Stored data
..............................
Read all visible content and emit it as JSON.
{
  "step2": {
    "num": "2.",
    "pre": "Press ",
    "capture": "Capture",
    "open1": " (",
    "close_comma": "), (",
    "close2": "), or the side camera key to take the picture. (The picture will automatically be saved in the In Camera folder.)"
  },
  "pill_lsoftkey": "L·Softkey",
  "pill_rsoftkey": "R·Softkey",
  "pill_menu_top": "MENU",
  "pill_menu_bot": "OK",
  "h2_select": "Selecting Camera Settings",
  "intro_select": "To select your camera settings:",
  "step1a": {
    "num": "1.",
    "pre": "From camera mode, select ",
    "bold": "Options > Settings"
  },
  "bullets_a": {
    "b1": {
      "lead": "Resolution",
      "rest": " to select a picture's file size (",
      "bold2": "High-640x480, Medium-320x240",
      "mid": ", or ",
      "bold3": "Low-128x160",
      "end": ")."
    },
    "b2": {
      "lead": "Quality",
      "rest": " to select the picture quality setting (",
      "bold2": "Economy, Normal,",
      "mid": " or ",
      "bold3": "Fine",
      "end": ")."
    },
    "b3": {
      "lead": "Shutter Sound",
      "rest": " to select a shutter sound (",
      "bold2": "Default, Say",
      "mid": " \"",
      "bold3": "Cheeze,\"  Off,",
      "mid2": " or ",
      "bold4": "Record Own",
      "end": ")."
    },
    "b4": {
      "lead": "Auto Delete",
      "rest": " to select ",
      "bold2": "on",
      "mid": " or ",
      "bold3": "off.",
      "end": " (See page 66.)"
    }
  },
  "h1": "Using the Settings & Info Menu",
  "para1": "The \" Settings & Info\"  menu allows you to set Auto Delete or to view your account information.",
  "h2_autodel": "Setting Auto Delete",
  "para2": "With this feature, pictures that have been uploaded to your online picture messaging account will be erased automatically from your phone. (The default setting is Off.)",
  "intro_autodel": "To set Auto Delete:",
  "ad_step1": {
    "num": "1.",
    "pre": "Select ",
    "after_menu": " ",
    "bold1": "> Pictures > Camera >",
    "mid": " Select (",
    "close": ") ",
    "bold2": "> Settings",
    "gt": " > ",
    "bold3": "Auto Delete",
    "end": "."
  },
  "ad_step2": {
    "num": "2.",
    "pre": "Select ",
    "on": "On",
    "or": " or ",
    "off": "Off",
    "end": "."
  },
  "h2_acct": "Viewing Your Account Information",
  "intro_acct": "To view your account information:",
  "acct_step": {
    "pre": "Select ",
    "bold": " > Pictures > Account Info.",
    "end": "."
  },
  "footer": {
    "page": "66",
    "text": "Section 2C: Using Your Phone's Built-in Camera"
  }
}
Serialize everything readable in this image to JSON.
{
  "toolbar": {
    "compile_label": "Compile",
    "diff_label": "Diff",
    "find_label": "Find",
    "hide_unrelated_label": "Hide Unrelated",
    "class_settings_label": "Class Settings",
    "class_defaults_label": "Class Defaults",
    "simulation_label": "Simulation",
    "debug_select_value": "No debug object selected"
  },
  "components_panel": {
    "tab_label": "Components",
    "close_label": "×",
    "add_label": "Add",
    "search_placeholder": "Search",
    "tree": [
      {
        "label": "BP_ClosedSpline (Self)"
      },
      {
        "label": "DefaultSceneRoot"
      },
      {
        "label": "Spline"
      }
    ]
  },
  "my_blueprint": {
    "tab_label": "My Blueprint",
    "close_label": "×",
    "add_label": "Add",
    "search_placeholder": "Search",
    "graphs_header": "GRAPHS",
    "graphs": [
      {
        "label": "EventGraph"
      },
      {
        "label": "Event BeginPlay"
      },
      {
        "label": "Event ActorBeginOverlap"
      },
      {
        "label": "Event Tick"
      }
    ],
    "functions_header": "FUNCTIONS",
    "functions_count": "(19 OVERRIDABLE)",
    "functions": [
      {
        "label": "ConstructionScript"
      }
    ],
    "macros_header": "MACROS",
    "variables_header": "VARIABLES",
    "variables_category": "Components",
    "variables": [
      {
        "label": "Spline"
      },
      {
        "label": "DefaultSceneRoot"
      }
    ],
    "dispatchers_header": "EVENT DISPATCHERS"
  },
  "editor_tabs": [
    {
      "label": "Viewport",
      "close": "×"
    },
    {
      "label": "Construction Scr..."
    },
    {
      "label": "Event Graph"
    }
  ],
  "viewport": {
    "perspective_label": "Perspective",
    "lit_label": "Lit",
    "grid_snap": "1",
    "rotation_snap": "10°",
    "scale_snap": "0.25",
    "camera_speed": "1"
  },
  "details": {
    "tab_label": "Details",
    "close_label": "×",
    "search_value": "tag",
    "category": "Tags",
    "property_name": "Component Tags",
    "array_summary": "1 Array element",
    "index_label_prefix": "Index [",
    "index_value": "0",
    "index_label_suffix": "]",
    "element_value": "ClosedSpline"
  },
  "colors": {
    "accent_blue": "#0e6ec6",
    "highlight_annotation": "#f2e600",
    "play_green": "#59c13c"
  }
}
..............................
WORK INSTRUCTIONS:
Repeat each record in full; every line must match exactly.

TASK RESPONSE:
Read all visible content and emit it as JSON.
{
  "step2": {
    "num": "2.",
    "pre": "Press ",
    "capture": "Capture",
    "open1": " (",
    "close_comma": "), (",
    "close2": "), or the side camera key to take the picture. (The picture will automatically be saved in the In Camera folder.)"
  },
  "pill_lsoftkey": "L·Softkey",
  "pill_rsoftkey": "R·Softkey",
  "pill_menu_top": "MENU",
  "pill_menu_bot": "OK",
  "h2_select": "Selecting Camera Settings",
  "intro_select": "To select your camera settings:",
  "step1a": {
    "num": "1.",
    "pre": "From camera mode, select ",
    "bold": "Options > Settings"
  },
  "bullets_a": {
    "b1": {
      "lead": "Resolution",
      "rest": " to select a picture's file size (",
      "bold2": "High-640x480, Medium-320x240",
      "mid": ", or ",
      "bold3": "Low-128x160",
      "end": ")."
    },
    "b2": {
      "lead": "Quality",
      "rest": " to select the picture quality setting (",
      "bold2": "Economy, Normal,",
      "mid": " or ",
      "bold3": "Fine",
      "end": ")."
    },
    "b3": {
      "lead": "Shutter Sound",
      "rest": " to select a shutter sound (",
      "bold2": "Default, Say",
      "mid": " \"",
      "bold3": "Cheeze,\"  Off,",
      "mid2": " or ",
      "bold4": "Record Own",
      "end": ")."
    },
    "b4": {
      "lead": "Auto Delete",
      "rest": " to select ",
      "bold2": "on",
      "mid": " or ",
      "bold3": "off.",
      "end": " (See page 66.)"
    }
  },
  "h1": "Using the Settings & Info Menu",
  "para1": "The \" Settings & Info\"  menu allows you to set Auto Delete or to view your account information.",
  "h2_autodel": "Setting Auto Delete",
  "para2": "With this feature, pictures that have been uploaded to your online picture messaging account will be erased automatically from your phone. (The default setting is Off.)",
  "intro_autodel": "To set Auto Delete:",
  "ad_step1": {
    "num": "1.",
    "pre": "Select ",
    "after_menu": " ",
    "bold1": "> Pictures > Camera >",
    "mid": " Select (",
    "close": ") ",
    "bold2": "> Settings",
    "gt": " > ",
    "bold3": "Auto Delete",
    "end": "."
  },
  "ad_step2": {
    "num": "2.",
    "pre": "Select ",
    "on": "On",
    "or": " or ",
    "off": "Off",
    "end": "."
  },
  "h2_acct": "Viewing Your Account Information",
  "intro_acct": "To view your account information:",
  "acct_step": {
    "pre": "Select ",
    "bold": " > Pictures > Account Info.",
    "end": "."
  },
  "footer": {
    "page": "66",
    "text": "Section 2C: Using Your Phone's Built-in Camera"
  }
}
Serialize everything readable in this image to JSON.
{
  "toolbar": {
    "compile_label": "Compile",
    "diff_label": "Diff",
    "find_label": "Find",
    "hide_unrelated_label": "Hide Unrelated",
    "class_settings_label": "Class Settings",
    "class_defaults_label": "Class Defaults",
    "simulation_label": "Simulation",
    "debug_select_value": "No debug object selected"
  },
  "components_panel": {
    "tab_label": "Components",
    "close_label": "×",
    "add_label": "Add",
    "search_placeholder": "Search",
    "tree": [
      {
        "label": "BP_ClosedSpline (Self)"
      },
      {
        "label": "DefaultSceneRoot"
      },
      {
        "label": "Spline"
      }
    ]
  },
  "my_blueprint": {
    "tab_label": "My Blueprint",
    "close_label": "×",
    "add_label": "Add",
    "search_placeholder": "Search",
    "graphs_header": "GRAPHS",
    "graphs": [
      {
        "label": "EventGraph"
      },
      {
        "label": "Event BeginPlay"
      },
      {
        "label": "Event ActorBeginOverlap"
      },
      {
        "label": "Event Tick"
      }
    ],
    "functions_header": "FUNCTIONS",
    "functions_count": "(19 OVERRIDABLE)",
    "functions": [
      {
        "label": "ConstructionScript"
      }
    ],
    "macros_header": "MACROS",
    "variables_header": "VARIABLES",
    "variables_category": "Components",
    "variables": [
      {
        "label": "Spline"
      },
      {
        "label": "DefaultSceneRoot"
      }
    ],
    "dispatchers_header": "EVENT DISPATCHERS"
  },
  "editor_tabs": [
    {
      "label": "Viewport",
      "close": "×"
    },
    {
      "label": "Construction Scr..."
    },
    {
      "label": "Event Graph"
    }
  ],
  "viewport": {
    "perspective_label": "Perspective",
    "lit_label": "Lit",
    "grid_snap": "1",
    "rotation_snap": "10°",
    "scale_snap": "0.25",
    "camera_speed": "1"
  },
  "details": {
    "tab_label": "Details",
    "close_label": "×",
    "search_value": "tag",
    "category": "Tags",
    "property_name": "Component Tags",
    "array_summary": "1 Array element",
    "index_label_prefix": "Index [",
    "index_value": "0",
    "index_label_suffix": "]",
    "element_value": "ClosedSpline"
  },
  "colors": {
    "accent_blue": "#0e6ec6",
    "highlight_annotation": "#f2e600",
    "play_green": "#59c13c"
  }
}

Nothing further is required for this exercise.